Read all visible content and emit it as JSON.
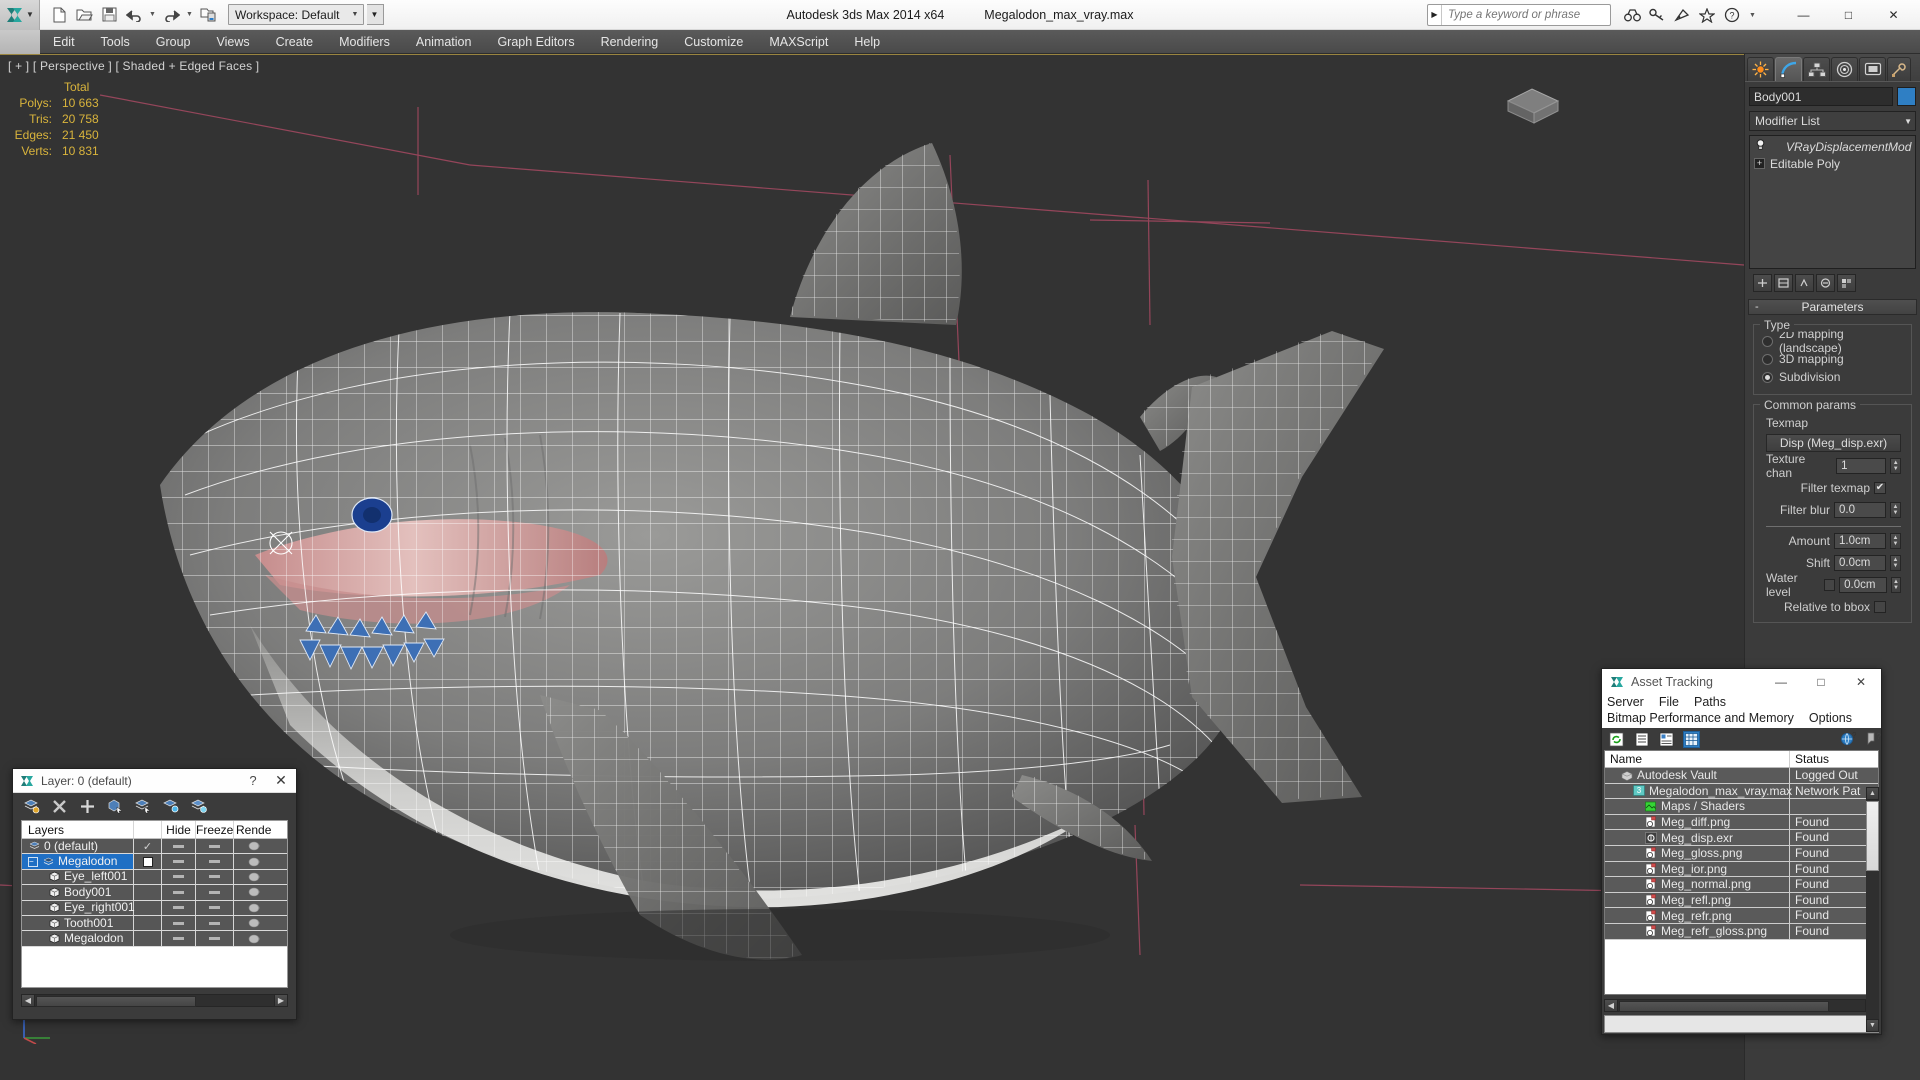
{
  "titlebar": {
    "app_title": "Autodesk 3ds Max  2014 x64",
    "file_name": "Megalodon_max_vray.max",
    "workspace": "Workspace: Default",
    "search_placeholder": "Type a keyword or phrase",
    "qat": [
      {
        "name": "new-file-icon",
        "label": "New"
      },
      {
        "name": "open-file-icon",
        "label": "Open"
      },
      {
        "name": "save-file-icon",
        "label": "Save"
      },
      {
        "name": "undo-icon",
        "label": "Undo"
      },
      {
        "name": "redo-icon",
        "label": "Redo"
      },
      {
        "name": "set-project-folder-icon",
        "label": "Set Project Folder"
      }
    ],
    "help_icons": [
      {
        "name": "binoculars-icon",
        "label": "Search"
      },
      {
        "name": "key-icon",
        "label": "Keyboard Shortcut"
      },
      {
        "name": "satellite-dish-icon",
        "label": "Communication Center"
      },
      {
        "name": "star-icon",
        "label": "Favorites"
      },
      {
        "name": "help-icon",
        "label": "Help"
      }
    ],
    "window_buttons": [
      {
        "name": "minimize-button",
        "glyph": "—"
      },
      {
        "name": "maximize-button",
        "glyph": "□"
      },
      {
        "name": "close-button",
        "glyph": "✕"
      }
    ]
  },
  "menubar": {
    "items": [
      "Edit",
      "Tools",
      "Group",
      "Views",
      "Create",
      "Modifiers",
      "Animation",
      "Graph Editors",
      "Rendering",
      "Customize",
      "MAXScript",
      "Help"
    ]
  },
  "viewport": {
    "label": "[ + ] [ Perspective ] [ Shaded + Edged Faces ]",
    "stats": {
      "column_header": "Total",
      "rows": [
        {
          "label": "Polys:",
          "value": "10 663"
        },
        {
          "label": "Tris:",
          "value": "20 758"
        },
        {
          "label": "Edges:",
          "value": "21 450"
        },
        {
          "label": "Verts:",
          "value": "10 831"
        }
      ]
    },
    "stats_color": "#d9b43c",
    "grid_color": "#a14f63",
    "background_color": "#333333"
  },
  "command_panel": {
    "tabs": [
      {
        "name": "create-tab",
        "label": "Create"
      },
      {
        "name": "modify-tab",
        "label": "Modify",
        "active": true
      },
      {
        "name": "hierarchy-tab",
        "label": "Hierarchy"
      },
      {
        "name": "motion-tab",
        "label": "Motion"
      },
      {
        "name": "display-tab",
        "label": "Display"
      },
      {
        "name": "utilities-tab",
        "label": "Utilities"
      }
    ],
    "object_name": "Body001",
    "object_color": "#2f7fc4",
    "modifier_list_label": "Modifier List",
    "stack": [
      {
        "name": "VRayDisplacementMod",
        "italic": true
      },
      {
        "name": "Editable Poly",
        "italic": false
      }
    ],
    "stack_tools": [
      {
        "name": "pin-stack-icon"
      },
      {
        "name": "show-end-result-icon"
      },
      {
        "name": "make-unique-icon"
      },
      {
        "name": "remove-modifier-icon"
      },
      {
        "name": "configure-modifier-sets-icon"
      }
    ],
    "parameters": {
      "rollout_title": "Parameters",
      "type_group": {
        "title": "Type",
        "options": [
          {
            "label": "2D mapping (landscape)",
            "selected": false
          },
          {
            "label": "3D mapping",
            "selected": false
          },
          {
            "label": "Subdivision",
            "selected": true
          }
        ]
      },
      "common_params": {
        "title": "Common params",
        "texmap_label": "Texmap",
        "texmap_button": "Disp (Meg_disp.exr)",
        "texture_chan_label": "Texture chan",
        "texture_chan_value": "1",
        "filter_texmap_label": "Filter texmap",
        "filter_texmap_checked": true,
        "filter_blur_label": "Filter blur",
        "filter_blur_value": "0.0",
        "amount_label": "Amount",
        "amount_value": "1.0cm",
        "shift_label": "Shift",
        "shift_value": "0.0cm",
        "water_level_label": "Water level",
        "water_level_value": "0.0cm",
        "water_level_checked": false,
        "relative_to_bbox_label": "Relative to bbox",
        "relative_to_bbox_checked": false
      }
    }
  },
  "layer_dialog": {
    "title": "Layer: 0 (default)",
    "help_glyph": "?",
    "close_glyph": "✕",
    "toolbar": [
      {
        "name": "create-new-layer-icon"
      },
      {
        "name": "delete-layer-icon"
      },
      {
        "name": "add-selection-to-layer-icon"
      },
      {
        "name": "select-objects-in-layer-icon"
      },
      {
        "name": "select-highlighted-objects-icon"
      },
      {
        "name": "highlight-selected-objects-icon"
      },
      {
        "name": "layer-properties-icon"
      }
    ],
    "columns": [
      "Layers",
      "Hide",
      "Freeze",
      "Rende"
    ],
    "rows": [
      {
        "name": "0 (default)",
        "indent": 0,
        "type": "layer",
        "current": true,
        "selected": false
      },
      {
        "name": "Megalodon",
        "indent": 0,
        "type": "layer",
        "current": false,
        "selected": true,
        "expander": "-"
      },
      {
        "name": "Eye_left001",
        "indent": 1,
        "type": "object"
      },
      {
        "name": "Body001",
        "indent": 1,
        "type": "object"
      },
      {
        "name": "Eye_right001",
        "indent": 1,
        "type": "object"
      },
      {
        "name": "Tooth001",
        "indent": 1,
        "type": "object"
      },
      {
        "name": "Megalodon",
        "indent": 1,
        "type": "object"
      }
    ]
  },
  "asset_tracking": {
    "title": "Asset Tracking",
    "window_buttons": [
      {
        "name": "minimize-button",
        "glyph": "—"
      },
      {
        "name": "maximize-button",
        "glyph": "□"
      },
      {
        "name": "close-button",
        "glyph": "✕"
      }
    ],
    "menus_row1": [
      "Server",
      "File",
      "Paths"
    ],
    "menus_row2": [
      "Bitmap Performance and Memory",
      "Options"
    ],
    "toolbar": [
      {
        "name": "refresh-icon"
      },
      {
        "name": "list-view-icon"
      },
      {
        "name": "detail-view-icon"
      },
      {
        "name": "grid-view-icon",
        "active": true
      },
      {
        "name": "globe-help-icon"
      },
      {
        "name": "context-help-icon"
      }
    ],
    "columns": [
      "Name",
      "Status"
    ],
    "rows": [
      {
        "name": "Autodesk Vault",
        "status": "Logged Out",
        "indent": 0,
        "icon": "vault-icon"
      },
      {
        "name": "Megalodon_max_vray.max",
        "status": "Network Pat",
        "indent": 1,
        "icon": "max-file-icon"
      },
      {
        "name": "Maps / Shaders",
        "status": "",
        "indent": 2,
        "icon": "maps-icon"
      },
      {
        "name": "Meg_diff.png",
        "status": "Found",
        "indent": 3,
        "icon": "bitmap-icon"
      },
      {
        "name": "Meg_disp.exr",
        "status": "Found",
        "indent": 3,
        "icon": "exr-icon"
      },
      {
        "name": "Meg_gloss.png",
        "status": "Found",
        "indent": 3,
        "icon": "bitmap-icon"
      },
      {
        "name": "Meg_ior.png",
        "status": "Found",
        "indent": 3,
        "icon": "bitmap-icon"
      },
      {
        "name": "Meg_normal.png",
        "status": "Found",
        "indent": 3,
        "icon": "bitmap-icon"
      },
      {
        "name": "Meg_refl.png",
        "status": "Found",
        "indent": 3,
        "icon": "bitmap-icon"
      },
      {
        "name": "Meg_refr.png",
        "status": "Found",
        "indent": 3,
        "icon": "bitmap-icon"
      },
      {
        "name": "Meg_refr_gloss.png",
        "status": "Found",
        "indent": 3,
        "icon": "bitmap-icon"
      }
    ]
  }
}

▬▬▬▬▬▬▬▬▬▬

▶ [What you will do]: Images do not belong in the copy; reproduce all other parts of the records above verbatim.

▶ [Written answer]:
Read all visible content and emit it as JSON.
{
  "titlebar": {
    "app_title": "Autodesk 3ds Max  2014 x64",
    "file_name": "Megalodon_max_vray.max",
    "workspace": "Workspace: Default",
    "search_placeholder": "Type a keyword or phrase",
    "qat": [
      {
        "name": "new-file-icon",
        "label": "New"
      },
      {
        "name": "open-file-icon",
        "label": "Open"
      },
      {
        "name": "save-file-icon",
        "label": "Save"
      },
      {
        "name": "undo-icon",
        "label": "Undo"
      },
      {
        "name": "redo-icon",
        "label": "Redo"
      },
      {
        "name": "set-project-folder-icon",
        "label": "Set Project Folder"
      }
    ],
    "help_icons": [
      {
        "name": "binoculars-icon",
        "label": "Search"
      },
      {
        "name": "key-icon",
        "label": "Keyboard Shortcut"
      },
      {
        "name": "satellite-dish-icon",
        "label": "Communication Center"
      },
      {
        "name": "star-icon",
        "label": "Favorites"
      },
      {
        "name": "help-icon",
        "label": "Help"
      }
    ],
    "window_buttons": [
      {
        "name": "minimize-button",
        "glyph": "—"
      },
      {
        "name": "maximize-button",
        "glyph": "□"
      },
      {
        "name": "close-button",
        "glyph": "✕"
      }
    ]
  },
  "menubar": {
    "items": [
      "Edit",
      "Tools",
      "Group",
      "Views",
      "Create",
      "Modifiers",
      "Animation",
      "Graph Editors",
      "Rendering",
      "Customize",
      "MAXScript",
      "Help"
    ]
  },
  "viewport": {
    "label": "[ + ] [ Perspective ] [ Shaded + Edged Faces ]",
    "stats": {
      "column_header": "Total",
      "rows": [
        {
          "label": "Polys:",
          "value": "10 663"
        },
        {
          "label": "Tris:",
          "value": "20 758"
        },
        {
          "label": "Edges:",
          "value": "21 450"
        },
        {
          "label": "Verts:",
          "value": "10 831"
        }
      ]
    },
    "stats_color": "#d9b43c",
    "grid_color": "#a14f63",
    "background_color": "#333333"
  },
  "command_panel": {
    "tabs": [
      {
        "name": "create-tab",
        "label": "Create"
      },
      {
        "name": "modify-tab",
        "label": "Modify",
        "active": true
      },
      {
        "name": "hierarchy-tab",
        "label": "Hierarchy"
      },
      {
        "name": "motion-tab",
        "label": "Motion"
      },
      {
        "name": "display-tab",
        "label": "Display"
      },
      {
        "name": "utilities-tab",
        "label": "Utilities"
      }
    ],
    "object_name": "Body001",
    "object_color": "#2f7fc4",
    "modifier_list_label": "Modifier List",
    "stack": [
      {
        "name": "VRayDisplacementMod",
        "italic": true
      },
      {
        "name": "Editable Poly",
        "italic": false
      }
    ],
    "stack_tools": [
      {
        "name": "pin-stack-icon"
      },
      {
        "name": "show-end-result-icon"
      },
      {
        "name": "make-unique-icon"
      },
      {
        "name": "remove-modifier-icon"
      },
      {
        "name": "configure-modifier-sets-icon"
      }
    ],
    "parameters": {
      "rollout_title": "Parameters",
      "type_group": {
        "title": "Type",
        "options": [
          {
            "label": "2D mapping (landscape)",
            "selected": false
          },
          {
            "label": "3D mapping",
            "selected": false
          },
          {
            "label": "Subdivision",
            "selected": true
          }
        ]
      },
      "common_params": {
        "title": "Common params",
        "texmap_label": "Texmap",
        "texmap_button": "Disp (Meg_disp.exr)",
        "texture_chan_label": "Texture chan",
        "texture_chan_value": "1",
        "filter_texmap_label": "Filter texmap",
        "filter_texmap_checked": true,
        "filter_blur_label": "Filter blur",
        "filter_blur_value": "0.0",
        "amount_label": "Amount",
        "amount_value": "1.0cm",
        "shift_label": "Shift",
        "shift_value": "0.0cm",
        "water_level_label": "Water level",
        "water_level_value": "0.0cm",
        "water_level_checked": false,
        "relative_to_bbox_label": "Relative to bbox",
        "relative_to_bbox_checked": false
      }
    }
  },
  "layer_dialog": {
    "title": "Layer: 0 (default)",
    "help_glyph": "?",
    "close_glyph": "✕",
    "toolbar": [
      {
        "name": "create-new-layer-icon"
      },
      {
        "name": "delete-layer-icon"
      },
      {
        "name": "add-selection-to-layer-icon"
      },
      {
        "name": "select-objects-in-layer-icon"
      },
      {
        "name": "select-highlighted-objects-icon"
      },
      {
        "name": "highlight-selected-objects-icon"
      },
      {
        "name": "layer-properties-icon"
      }
    ],
    "columns": [
      "Layers",
      "Hide",
      "Freeze",
      "Rende"
    ],
    "rows": [
      {
        "name": "0 (default)",
        "indent": 0,
        "type": "layer",
        "current": true,
        "selected": false
      },
      {
        "name": "Megalodon",
        "indent": 0,
        "type": "layer",
        "current": false,
        "selected": true,
        "expander": "-"
      },
      {
        "name": "Eye_left001",
        "indent": 1,
        "type": "object"
      },
      {
        "name": "Body001",
        "indent": 1,
        "type": "object"
      },
      {
        "name": "Eye_right001",
        "indent": 1,
        "type": "object"
      },
      {
        "name": "Tooth001",
        "indent": 1,
        "type": "object"
      },
      {
        "name": "Megalodon",
        "indent": 1,
        "type": "object"
      }
    ]
  },
  "asset_tracking": {
    "title": "Asset Tracking",
    "window_buttons": [
      {
        "name": "minimize-button",
        "glyph": "—"
      },
      {
        "name": "maximize-button",
        "glyph": "□"
      },
      {
        "name": "close-button",
        "glyph": "✕"
      }
    ],
    "menus_row1": [
      "Server",
      "File",
      "Paths"
    ],
    "menus_row2": [
      "Bitmap Performance and Memory",
      "Options"
    ],
    "toolbar": [
      {
        "name": "refresh-icon"
      },
      {
        "name": "list-view-icon"
      },
      {
        "name": "detail-view-icon"
      },
      {
        "name": "grid-view-icon",
        "active": true
      },
      {
        "name": "globe-help-icon"
      },
      {
        "name": "context-help-icon"
      }
    ],
    "columns": [
      "Name",
      "Status"
    ],
    "rows": [
      {
        "name": "Autodesk Vault",
        "status": "Logged Out",
        "indent": 0,
        "icon": "vault-icon"
      },
      {
        "name": "Megalodon_max_vray.max",
        "status": "Network Pat",
        "indent": 1,
        "icon": "max-file-icon"
      },
      {
        "name": "Maps / Shaders",
        "status": "",
        "indent": 2,
        "icon": "maps-icon"
      },
      {
        "name": "Meg_diff.png",
        "status": "Found",
        "indent": 3,
        "icon": "bitmap-icon"
      },
      {
        "name": "Meg_disp.exr",
        "status": "Found",
        "indent": 3,
        "icon": "exr-icon"
      },
      {
        "name": "Meg_gloss.png",
        "status": "Found",
        "indent": 3,
        "icon": "bitmap-icon"
      },
      {
        "name": "Meg_ior.png",
        "status": "Found",
        "indent": 3,
        "icon": "bitmap-icon"
      },
      {
        "name": "Meg_normal.png",
        "status": "Found",
        "indent": 3,
        "icon": "bitmap-icon"
      },
      {
        "name": "Meg_refl.png",
        "status": "Found",
        "indent": 3,
        "icon": "bitmap-icon"
      },
      {
        "name": "Meg_refr.png",
        "status": "Found",
        "indent": 3,
        "icon": "bitmap-icon"
      },
      {
        "name": "Meg_refr_gloss.png",
        "status": "Found",
        "indent": 3,
        "icon": "bitmap-icon"
      }
    ]
  }
}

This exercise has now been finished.